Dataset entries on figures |
──────────────────────────────
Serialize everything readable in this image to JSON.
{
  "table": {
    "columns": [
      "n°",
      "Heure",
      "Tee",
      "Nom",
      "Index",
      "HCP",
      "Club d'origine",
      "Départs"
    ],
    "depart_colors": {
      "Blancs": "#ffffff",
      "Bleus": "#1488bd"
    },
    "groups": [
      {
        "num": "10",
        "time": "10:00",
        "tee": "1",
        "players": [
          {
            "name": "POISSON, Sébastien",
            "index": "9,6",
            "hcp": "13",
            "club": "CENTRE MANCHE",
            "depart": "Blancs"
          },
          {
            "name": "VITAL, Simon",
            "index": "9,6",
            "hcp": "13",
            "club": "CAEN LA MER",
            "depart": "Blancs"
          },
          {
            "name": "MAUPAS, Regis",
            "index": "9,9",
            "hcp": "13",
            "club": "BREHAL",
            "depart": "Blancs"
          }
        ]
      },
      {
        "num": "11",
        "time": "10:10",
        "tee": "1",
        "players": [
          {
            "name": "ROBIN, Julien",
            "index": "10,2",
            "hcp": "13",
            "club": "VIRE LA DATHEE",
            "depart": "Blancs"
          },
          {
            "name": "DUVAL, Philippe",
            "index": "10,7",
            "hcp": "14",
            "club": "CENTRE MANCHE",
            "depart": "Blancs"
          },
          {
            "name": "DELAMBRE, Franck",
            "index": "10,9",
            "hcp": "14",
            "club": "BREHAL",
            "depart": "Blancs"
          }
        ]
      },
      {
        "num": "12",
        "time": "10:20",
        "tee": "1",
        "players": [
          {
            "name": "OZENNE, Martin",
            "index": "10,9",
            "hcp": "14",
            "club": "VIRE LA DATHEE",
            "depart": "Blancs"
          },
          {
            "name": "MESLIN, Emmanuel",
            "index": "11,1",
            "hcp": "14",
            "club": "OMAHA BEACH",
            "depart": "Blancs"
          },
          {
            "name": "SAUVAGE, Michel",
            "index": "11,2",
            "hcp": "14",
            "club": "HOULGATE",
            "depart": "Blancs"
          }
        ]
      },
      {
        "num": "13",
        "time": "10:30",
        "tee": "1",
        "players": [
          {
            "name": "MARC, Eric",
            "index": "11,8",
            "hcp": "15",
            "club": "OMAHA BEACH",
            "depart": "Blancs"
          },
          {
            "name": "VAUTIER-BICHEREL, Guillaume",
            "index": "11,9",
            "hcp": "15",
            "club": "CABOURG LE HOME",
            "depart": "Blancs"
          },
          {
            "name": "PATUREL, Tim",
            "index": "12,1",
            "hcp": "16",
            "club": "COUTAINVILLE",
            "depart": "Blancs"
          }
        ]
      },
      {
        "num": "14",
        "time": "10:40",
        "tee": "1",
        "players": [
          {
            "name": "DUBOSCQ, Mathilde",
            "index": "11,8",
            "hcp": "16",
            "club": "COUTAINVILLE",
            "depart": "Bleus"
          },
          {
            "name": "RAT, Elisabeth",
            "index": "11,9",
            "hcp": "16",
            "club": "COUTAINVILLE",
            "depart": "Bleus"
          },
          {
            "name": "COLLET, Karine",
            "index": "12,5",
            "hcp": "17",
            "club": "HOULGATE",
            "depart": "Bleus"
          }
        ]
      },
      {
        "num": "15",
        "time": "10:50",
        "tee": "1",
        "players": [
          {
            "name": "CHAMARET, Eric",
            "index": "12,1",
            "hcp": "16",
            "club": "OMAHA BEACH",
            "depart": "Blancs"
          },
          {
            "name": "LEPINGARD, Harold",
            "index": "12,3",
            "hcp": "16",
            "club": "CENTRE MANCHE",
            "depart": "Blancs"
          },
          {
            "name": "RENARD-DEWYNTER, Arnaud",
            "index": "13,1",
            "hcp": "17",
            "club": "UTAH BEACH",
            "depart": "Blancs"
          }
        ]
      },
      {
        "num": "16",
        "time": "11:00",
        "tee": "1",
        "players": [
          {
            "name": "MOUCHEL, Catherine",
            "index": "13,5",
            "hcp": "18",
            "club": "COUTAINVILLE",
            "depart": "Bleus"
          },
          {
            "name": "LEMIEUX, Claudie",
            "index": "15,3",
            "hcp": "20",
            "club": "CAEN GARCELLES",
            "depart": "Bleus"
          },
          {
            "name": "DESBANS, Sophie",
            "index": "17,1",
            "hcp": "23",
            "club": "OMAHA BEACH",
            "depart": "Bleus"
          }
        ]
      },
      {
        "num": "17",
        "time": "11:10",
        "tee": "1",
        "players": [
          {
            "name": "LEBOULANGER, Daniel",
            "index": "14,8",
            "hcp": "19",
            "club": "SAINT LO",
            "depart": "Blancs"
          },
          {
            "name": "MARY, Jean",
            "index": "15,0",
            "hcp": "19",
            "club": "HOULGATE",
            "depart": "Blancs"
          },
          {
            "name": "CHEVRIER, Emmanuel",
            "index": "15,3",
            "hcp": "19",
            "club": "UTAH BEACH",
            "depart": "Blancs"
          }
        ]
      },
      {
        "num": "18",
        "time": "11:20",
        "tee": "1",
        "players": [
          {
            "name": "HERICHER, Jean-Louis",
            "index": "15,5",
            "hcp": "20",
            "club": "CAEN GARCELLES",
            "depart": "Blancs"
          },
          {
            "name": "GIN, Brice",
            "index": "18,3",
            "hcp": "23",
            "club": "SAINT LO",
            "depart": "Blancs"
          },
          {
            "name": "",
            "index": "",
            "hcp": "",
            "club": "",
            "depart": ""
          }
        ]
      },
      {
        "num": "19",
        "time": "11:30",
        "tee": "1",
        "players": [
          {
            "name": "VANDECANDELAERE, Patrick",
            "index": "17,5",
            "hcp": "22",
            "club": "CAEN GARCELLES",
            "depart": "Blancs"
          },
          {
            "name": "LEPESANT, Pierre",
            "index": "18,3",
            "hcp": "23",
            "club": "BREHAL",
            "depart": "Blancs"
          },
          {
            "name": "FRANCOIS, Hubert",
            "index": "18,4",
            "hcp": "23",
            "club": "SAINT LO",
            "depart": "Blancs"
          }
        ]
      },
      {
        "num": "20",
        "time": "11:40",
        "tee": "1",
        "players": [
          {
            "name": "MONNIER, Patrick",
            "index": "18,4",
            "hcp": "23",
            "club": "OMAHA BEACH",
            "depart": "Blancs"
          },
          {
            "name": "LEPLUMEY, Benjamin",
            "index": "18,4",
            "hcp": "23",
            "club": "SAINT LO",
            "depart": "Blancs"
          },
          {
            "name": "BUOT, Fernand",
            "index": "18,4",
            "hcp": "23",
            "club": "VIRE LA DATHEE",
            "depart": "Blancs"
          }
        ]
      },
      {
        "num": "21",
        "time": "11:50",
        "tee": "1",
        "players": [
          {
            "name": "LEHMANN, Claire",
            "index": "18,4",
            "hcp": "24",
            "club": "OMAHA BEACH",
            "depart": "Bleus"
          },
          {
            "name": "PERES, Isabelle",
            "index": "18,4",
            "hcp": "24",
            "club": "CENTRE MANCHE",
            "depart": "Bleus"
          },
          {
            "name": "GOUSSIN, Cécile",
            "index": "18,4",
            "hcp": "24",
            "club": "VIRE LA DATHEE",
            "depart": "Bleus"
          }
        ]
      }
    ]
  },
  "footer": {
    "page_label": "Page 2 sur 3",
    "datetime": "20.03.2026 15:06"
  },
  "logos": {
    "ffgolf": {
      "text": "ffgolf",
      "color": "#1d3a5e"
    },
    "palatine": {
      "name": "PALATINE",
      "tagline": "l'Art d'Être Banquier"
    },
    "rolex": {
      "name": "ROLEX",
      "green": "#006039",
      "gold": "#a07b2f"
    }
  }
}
──────────────────────────────
CHALLENGE | Reproduce the material precisely, including every line.

FINAL ANSWER |
Serialize everything readable in this image to JSON.
{
  "table": {
    "columns": [
      "n°",
      "Heure",
      "Tee",
      "Nom",
      "Index",
      "HCP",
      "Club d'origine",
      "Départs"
    ],
    "depart_colors": {
      "Blancs": "#ffffff",
      "Bleus": "#1488bd"
    },
    "groups": [
      {
        "num": "10",
        "time": "10:00",
        "tee": "1",
        "players": [
          {
            "name": "POISSON, Sébastien",
            "index": "9,6",
            "hcp": "13",
            "club": "CENTRE MANCHE",
            "depart": "Blancs"
          },
          {
            "name": "VITAL, Simon",
            "index": "9,6",
            "hcp": "13",
            "club": "CAEN LA MER",
            "depart": "Blancs"
          },
          {
            "name": "MAUPAS, Regis",
            "index": "9,9",
            "hcp": "13",
            "club": "BREHAL",
            "depart": "Blancs"
          }
        ]
      },
      {
        "num": "11",
        "time": "10:10",
        "tee": "1",
        "players": [
          {
            "name": "ROBIN, Julien",
            "index": "10,2",
            "hcp": "13",
            "club": "VIRE LA DATHEE",
            "depart": "Blancs"
          },
          {
            "name": "DUVAL, Philippe",
            "index": "10,7",
            "hcp": "14",
            "club": "CENTRE MANCHE",
            "depart": "Blancs"
          },
          {
            "name": "DELAMBRE, Franck",
            "index": "10,9",
            "hcp": "14",
            "club": "BREHAL",
            "depart": "Blancs"
          }
        ]
      },
      {
        "num": "12",
        "time": "10:20",
        "tee": "1",
        "players": [
          {
            "name": "OZENNE, Martin",
            "index": "10,9",
            "hcp": "14",
            "club": "VIRE LA DATHEE",
            "depart": "Blancs"
          },
          {
            "name": "MESLIN, Emmanuel",
            "index": "11,1",
            "hcp": "14",
            "club": "OMAHA BEACH",
            "depart": "Blancs"
          },
          {
            "name": "SAUVAGE, Michel",
            "index": "11,2",
            "hcp": "14",
            "club": "HOULGATE",
            "depart": "Blancs"
          }
        ]
      },
      {
        "num": "13",
        "time": "10:30",
        "tee": "1",
        "players": [
          {
            "name": "MARC, Eric",
            "index": "11,8",
            "hcp": "15",
            "club": "OMAHA BEACH",
            "depart": "Blancs"
          },
          {
            "name": "VAUTIER-BICHEREL, Guillaume",
            "index": "11,9",
            "hcp": "15",
            "club": "CABOURG LE HOME",
            "depart": "Blancs"
          },
          {
            "name": "PATUREL, Tim",
            "index": "12,1",
            "hcp": "16",
            "club": "COUTAINVILLE",
            "depart": "Blancs"
          }
        ]
      },
      {
        "num": "14",
        "time": "10:40",
        "tee": "1",
        "players": [
          {
            "name": "DUBOSCQ, Mathilde",
            "index": "11,8",
            "hcp": "16",
            "club": "COUTAINVILLE",
            "depart": "Bleus"
          },
          {
            "name": "RAT, Elisabeth",
            "index": "11,9",
            "hcp": "16",
            "club": "COUTAINVILLE",
            "depart": "Bleus"
          },
          {
            "name": "COLLET, Karine",
            "index": "12,5",
            "hcp": "17",
            "club": "HOULGATE",
            "depart": "Bleus"
          }
        ]
      },
      {
        "num": "15",
        "time": "10:50",
        "tee": "1",
        "players": [
          {
            "name": "CHAMARET, Eric",
            "index": "12,1",
            "hcp": "16",
            "club": "OMAHA BEACH",
            "depart": "Blancs"
          },
          {
            "name": "LEPINGARD, Harold",
            "index": "12,3",
            "hcp": "16",
            "club": "CENTRE MANCHE",
            "depart": "Blancs"
          },
          {
            "name": "RENARD-DEWYNTER, Arnaud",
            "index": "13,1",
            "hcp": "17",
            "club": "UTAH BEACH",
            "depart": "Blancs"
          }
        ]
      },
      {
        "num": "16",
        "time": "11:00",
        "tee": "1",
        "players": [
          {
            "name": "MOUCHEL, Catherine",
            "index": "13,5",
            "hcp": "18",
            "club": "COUTAINVILLE",
            "depart": "Bleus"
          },
          {
            "name": "LEMIEUX, Claudie",
            "index": "15,3",
            "hcp": "20",
            "club": "CAEN GARCELLES",
            "depart": "Bleus"
          },
          {
            "name": "DESBANS, Sophie",
            "index": "17,1",
            "hcp": "23",
            "club": "OMAHA BEACH",
            "depart": "Bleus"
          }
        ]
      },
      {
        "num": "17",
        "time": "11:10",
        "tee": "1",
        "players": [
          {
            "name": "LEBOULANGER, Daniel",
            "index": "14,8",
            "hcp": "19",
            "club": "SAINT LO",
            "depart": "Blancs"
          },
          {
            "name": "MARY, Jean",
            "index": "15,0",
            "hcp": "19",
            "club": "HOULGATE",
            "depart": "Blancs"
          },
          {
            "name": "CHEVRIER, Emmanuel",
            "index": "15,3",
            "hcp": "19",
            "club": "UTAH BEACH",
            "depart": "Blancs"
          }
        ]
      },
      {
        "num": "18",
        "time": "11:20",
        "tee": "1",
        "players": [
          {
            "name": "HERICHER, Jean-Louis",
            "index": "15,5",
            "hcp": "20",
            "club": "CAEN GARCELLES",
            "depart": "Blancs"
          },
          {
            "name": "GIN, Brice",
            "index": "18,3",
            "hcp": "23",
            "club": "SAINT LO",
            "depart": "Blancs"
          },
          {
            "name": "",
            "index": "",
            "hcp": "",
            "club": "",
            "depart": ""
          }
        ]
      },
      {
        "num": "19",
        "time": "11:30",
        "tee": "1",
        "players": [
          {
            "name": "VANDECANDELAERE, Patrick",
            "index": "17,5",
            "hcp": "22",
            "club": "CAEN GARCELLES",
            "depart": "Blancs"
          },
          {
            "name": "LEPESANT, Pierre",
            "index": "18,3",
            "hcp": "23",
            "club": "BREHAL",
            "depart": "Blancs"
          },
          {
            "name": "FRANCOIS, Hubert",
            "index": "18,4",
            "hcp": "23",
            "club": "SAINT LO",
            "depart": "Blancs"
          }
        ]
      },
      {
        "num": "20",
        "time": "11:40",
        "tee": "1",
        "players": [
          {
            "name": "MONNIER, Patrick",
            "index": "18,4",
            "hcp": "23",
            "club": "OMAHA BEACH",
            "depart": "Blancs"
          },
          {
            "name": "LEPLUMEY, Benjamin",
            "index": "18,4",
            "hcp": "23",
            "club": "SAINT LO",
            "depart": "Blancs"
          },
          {
            "name": "BUOT, Fernand",
            "index": "18,4",
            "hcp": "23",
            "club": "VIRE LA DATHEE",
            "depart": "Blancs"
          }
        ]
      },
      {
        "num": "21",
        "time": "11:50",
        "tee": "1",
        "players": [
          {
            "name": "LEHMANN, Claire",
            "index": "18,4",
            "hcp": "24",
            "club": "OMAHA BEACH",
            "depart": "Bleus"
          },
          {
            "name": "PERES, Isabelle",
            "index": "18,4",
            "hcp": "24",
            "club": "CENTRE MANCHE",
            "depart": "Bleus"
          },
          {
            "name": "GOUSSIN, Cécile",
            "index": "18,4",
            "hcp": "24",
            "club": "VIRE LA DATHEE",
            "depart": "Bleus"
          }
        ]
      }
    ]
  },
  "footer": {
    "page_label": "Page 2 sur 3",
    "datetime": "20.03.2026 15:06"
  },
  "logos": {
    "ffgolf": {
      "text": "ffgolf",
      "color": "#1d3a5e"
    },
    "palatine": {
      "name": "PALATINE",
      "tagline": "l'Art d'Être Banquier"
    },
    "rolex": {
      "name": "ROLEX",
      "green": "#006039",
      "gold": "#a07b2f"
    }
  }
}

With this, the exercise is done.